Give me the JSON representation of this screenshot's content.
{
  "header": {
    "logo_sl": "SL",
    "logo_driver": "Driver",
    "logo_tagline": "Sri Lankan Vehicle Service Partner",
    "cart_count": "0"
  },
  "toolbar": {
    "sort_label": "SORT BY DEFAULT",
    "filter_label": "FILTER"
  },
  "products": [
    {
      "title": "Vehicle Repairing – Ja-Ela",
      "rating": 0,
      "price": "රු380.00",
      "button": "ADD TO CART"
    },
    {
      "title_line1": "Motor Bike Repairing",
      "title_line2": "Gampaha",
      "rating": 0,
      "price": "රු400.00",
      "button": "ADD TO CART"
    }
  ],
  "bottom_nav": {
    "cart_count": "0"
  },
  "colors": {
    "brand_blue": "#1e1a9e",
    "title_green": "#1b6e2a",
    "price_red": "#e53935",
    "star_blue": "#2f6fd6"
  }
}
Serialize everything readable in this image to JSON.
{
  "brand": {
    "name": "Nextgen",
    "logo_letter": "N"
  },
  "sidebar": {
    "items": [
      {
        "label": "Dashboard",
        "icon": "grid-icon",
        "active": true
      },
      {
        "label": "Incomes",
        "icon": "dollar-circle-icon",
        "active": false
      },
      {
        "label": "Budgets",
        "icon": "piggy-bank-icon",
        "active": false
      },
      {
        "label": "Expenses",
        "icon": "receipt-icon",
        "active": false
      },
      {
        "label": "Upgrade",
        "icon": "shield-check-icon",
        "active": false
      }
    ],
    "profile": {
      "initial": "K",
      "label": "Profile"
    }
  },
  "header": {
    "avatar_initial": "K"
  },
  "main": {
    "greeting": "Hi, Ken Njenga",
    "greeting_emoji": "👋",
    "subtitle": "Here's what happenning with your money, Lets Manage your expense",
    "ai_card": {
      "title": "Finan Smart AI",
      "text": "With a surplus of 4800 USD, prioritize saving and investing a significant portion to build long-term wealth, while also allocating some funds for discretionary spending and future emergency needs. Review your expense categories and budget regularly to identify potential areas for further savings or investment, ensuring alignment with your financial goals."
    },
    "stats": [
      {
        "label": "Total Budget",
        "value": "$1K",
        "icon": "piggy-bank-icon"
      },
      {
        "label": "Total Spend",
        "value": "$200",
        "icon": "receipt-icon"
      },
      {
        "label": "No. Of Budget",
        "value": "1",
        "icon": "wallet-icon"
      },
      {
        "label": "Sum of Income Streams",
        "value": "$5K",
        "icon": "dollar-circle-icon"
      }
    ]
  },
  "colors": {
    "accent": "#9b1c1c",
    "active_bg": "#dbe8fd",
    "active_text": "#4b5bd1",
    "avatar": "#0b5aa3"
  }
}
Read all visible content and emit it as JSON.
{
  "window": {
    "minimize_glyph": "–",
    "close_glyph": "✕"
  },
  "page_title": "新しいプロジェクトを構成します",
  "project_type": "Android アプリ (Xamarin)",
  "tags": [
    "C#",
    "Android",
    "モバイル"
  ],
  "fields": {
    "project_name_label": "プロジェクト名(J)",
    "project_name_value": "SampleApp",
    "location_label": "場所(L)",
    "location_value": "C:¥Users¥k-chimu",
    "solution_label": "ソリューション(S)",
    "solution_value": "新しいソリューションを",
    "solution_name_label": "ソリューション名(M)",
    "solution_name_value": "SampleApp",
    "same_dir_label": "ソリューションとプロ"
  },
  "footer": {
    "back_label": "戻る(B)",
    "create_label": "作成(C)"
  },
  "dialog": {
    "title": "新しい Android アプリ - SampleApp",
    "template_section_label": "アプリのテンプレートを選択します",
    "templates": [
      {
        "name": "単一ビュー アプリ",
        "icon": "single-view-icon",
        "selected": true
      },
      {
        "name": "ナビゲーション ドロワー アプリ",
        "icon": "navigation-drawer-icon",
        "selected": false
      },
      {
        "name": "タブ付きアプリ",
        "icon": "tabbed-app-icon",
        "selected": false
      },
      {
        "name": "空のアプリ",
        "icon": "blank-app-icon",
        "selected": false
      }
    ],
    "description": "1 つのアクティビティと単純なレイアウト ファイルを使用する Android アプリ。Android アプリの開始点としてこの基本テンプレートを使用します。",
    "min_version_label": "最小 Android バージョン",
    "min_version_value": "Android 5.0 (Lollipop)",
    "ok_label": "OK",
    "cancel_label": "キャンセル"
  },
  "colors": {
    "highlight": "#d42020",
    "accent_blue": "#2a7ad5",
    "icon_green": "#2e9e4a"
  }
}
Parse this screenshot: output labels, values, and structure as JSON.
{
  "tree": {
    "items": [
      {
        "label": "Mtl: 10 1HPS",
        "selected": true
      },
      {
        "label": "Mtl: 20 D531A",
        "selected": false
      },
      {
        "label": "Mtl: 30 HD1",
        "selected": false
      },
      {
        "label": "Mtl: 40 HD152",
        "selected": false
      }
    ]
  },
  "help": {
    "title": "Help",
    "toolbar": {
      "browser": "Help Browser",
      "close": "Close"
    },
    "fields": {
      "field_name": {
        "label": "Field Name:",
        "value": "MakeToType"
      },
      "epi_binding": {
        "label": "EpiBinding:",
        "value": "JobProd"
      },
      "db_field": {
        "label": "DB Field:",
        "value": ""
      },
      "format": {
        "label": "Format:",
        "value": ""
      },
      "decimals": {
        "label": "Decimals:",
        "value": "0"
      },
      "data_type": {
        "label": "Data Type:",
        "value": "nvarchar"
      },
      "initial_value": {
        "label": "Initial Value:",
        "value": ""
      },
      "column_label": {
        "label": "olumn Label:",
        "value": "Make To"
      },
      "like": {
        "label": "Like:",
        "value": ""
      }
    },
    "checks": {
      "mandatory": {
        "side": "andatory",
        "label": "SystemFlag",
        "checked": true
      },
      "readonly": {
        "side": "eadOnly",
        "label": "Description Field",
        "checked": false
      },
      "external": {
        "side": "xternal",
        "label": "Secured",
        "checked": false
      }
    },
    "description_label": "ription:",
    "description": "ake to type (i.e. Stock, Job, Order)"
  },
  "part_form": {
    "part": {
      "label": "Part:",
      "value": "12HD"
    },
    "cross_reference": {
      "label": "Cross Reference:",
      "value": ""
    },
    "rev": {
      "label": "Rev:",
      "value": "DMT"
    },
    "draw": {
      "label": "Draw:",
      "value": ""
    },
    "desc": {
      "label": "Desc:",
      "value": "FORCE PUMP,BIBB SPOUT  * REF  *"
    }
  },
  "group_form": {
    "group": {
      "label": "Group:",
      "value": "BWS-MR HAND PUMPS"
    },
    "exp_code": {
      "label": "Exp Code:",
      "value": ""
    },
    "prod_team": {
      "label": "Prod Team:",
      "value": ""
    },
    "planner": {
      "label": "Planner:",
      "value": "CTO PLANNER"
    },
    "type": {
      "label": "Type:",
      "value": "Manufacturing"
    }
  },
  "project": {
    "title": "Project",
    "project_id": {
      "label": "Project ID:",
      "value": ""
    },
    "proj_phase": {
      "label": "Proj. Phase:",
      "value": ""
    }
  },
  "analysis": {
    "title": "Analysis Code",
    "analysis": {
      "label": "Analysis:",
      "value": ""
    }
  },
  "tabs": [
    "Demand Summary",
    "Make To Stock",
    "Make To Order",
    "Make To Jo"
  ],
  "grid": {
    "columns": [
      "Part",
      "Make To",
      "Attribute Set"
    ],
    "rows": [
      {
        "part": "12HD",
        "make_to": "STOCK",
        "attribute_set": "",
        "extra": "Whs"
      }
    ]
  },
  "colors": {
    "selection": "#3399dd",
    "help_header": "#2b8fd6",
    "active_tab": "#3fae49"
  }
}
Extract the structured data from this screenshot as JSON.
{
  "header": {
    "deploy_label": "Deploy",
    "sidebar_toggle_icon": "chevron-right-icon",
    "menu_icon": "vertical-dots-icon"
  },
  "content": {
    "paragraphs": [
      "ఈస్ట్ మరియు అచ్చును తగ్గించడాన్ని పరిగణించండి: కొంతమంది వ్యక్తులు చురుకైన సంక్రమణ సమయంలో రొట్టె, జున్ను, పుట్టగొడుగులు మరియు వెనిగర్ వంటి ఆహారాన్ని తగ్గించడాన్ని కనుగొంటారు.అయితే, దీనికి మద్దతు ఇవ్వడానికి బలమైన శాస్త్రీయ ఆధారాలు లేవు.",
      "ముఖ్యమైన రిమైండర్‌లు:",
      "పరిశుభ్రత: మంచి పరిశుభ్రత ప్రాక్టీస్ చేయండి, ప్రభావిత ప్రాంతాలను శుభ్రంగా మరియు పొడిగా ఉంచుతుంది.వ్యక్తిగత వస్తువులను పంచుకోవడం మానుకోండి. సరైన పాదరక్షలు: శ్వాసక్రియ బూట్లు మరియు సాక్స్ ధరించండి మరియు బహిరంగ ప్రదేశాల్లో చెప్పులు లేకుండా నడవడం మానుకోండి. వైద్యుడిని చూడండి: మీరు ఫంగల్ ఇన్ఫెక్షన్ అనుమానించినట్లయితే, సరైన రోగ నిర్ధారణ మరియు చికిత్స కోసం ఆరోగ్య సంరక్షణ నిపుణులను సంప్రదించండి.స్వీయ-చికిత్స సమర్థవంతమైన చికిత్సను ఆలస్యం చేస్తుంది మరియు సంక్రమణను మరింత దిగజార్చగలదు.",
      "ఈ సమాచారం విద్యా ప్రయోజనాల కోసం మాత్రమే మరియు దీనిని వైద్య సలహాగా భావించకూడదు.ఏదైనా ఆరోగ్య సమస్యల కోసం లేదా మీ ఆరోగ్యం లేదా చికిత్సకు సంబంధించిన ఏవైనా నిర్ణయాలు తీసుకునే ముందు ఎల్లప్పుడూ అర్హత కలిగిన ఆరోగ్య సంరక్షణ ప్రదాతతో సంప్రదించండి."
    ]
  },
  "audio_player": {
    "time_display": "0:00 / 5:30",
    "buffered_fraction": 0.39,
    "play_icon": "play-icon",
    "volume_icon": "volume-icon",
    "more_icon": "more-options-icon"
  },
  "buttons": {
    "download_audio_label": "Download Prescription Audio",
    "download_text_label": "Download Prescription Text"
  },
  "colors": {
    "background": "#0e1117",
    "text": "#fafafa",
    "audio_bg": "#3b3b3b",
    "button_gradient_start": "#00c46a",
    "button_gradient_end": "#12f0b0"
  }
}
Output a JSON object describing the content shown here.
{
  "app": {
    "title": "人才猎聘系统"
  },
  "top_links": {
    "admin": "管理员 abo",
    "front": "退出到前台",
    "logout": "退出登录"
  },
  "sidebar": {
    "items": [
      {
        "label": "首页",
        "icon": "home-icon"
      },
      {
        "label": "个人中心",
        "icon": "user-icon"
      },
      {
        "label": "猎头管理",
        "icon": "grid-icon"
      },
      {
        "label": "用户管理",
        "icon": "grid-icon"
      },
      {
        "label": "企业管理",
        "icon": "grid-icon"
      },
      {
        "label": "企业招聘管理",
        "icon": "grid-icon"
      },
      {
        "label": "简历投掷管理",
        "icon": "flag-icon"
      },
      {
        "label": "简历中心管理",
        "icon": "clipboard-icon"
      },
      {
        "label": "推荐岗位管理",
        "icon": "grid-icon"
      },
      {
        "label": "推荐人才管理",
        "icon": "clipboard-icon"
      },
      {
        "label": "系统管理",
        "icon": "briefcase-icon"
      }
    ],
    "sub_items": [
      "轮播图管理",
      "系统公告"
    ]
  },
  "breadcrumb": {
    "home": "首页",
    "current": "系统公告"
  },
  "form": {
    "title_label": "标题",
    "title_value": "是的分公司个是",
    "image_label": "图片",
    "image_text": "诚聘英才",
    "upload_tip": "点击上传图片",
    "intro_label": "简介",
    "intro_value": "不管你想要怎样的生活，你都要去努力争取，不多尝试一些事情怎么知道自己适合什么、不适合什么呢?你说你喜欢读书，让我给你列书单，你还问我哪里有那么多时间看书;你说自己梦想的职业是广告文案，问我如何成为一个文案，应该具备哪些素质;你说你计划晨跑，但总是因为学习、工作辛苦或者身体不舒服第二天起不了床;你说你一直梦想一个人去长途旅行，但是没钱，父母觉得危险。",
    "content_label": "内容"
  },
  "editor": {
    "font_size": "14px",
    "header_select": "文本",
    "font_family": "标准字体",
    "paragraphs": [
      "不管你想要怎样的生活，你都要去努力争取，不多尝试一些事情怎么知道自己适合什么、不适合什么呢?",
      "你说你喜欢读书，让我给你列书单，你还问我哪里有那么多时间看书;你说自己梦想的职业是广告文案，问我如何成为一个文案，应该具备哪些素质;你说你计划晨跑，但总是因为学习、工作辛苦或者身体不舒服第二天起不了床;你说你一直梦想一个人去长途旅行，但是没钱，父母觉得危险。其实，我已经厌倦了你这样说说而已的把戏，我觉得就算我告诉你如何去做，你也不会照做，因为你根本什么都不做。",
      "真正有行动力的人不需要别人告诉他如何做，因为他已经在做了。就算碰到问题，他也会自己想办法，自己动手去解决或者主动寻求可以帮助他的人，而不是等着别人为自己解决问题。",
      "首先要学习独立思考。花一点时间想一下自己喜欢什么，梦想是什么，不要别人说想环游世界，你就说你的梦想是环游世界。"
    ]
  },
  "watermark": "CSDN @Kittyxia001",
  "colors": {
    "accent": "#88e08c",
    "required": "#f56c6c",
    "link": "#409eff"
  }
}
::::::
Look over the records above and copy each line that includes the string "SampleApp".

(Completed task)
    "project_name_value": "SampleApp",
    "solution_name_value": "SampleApp",
    "title": "新しい Android アプリ - SampleApp",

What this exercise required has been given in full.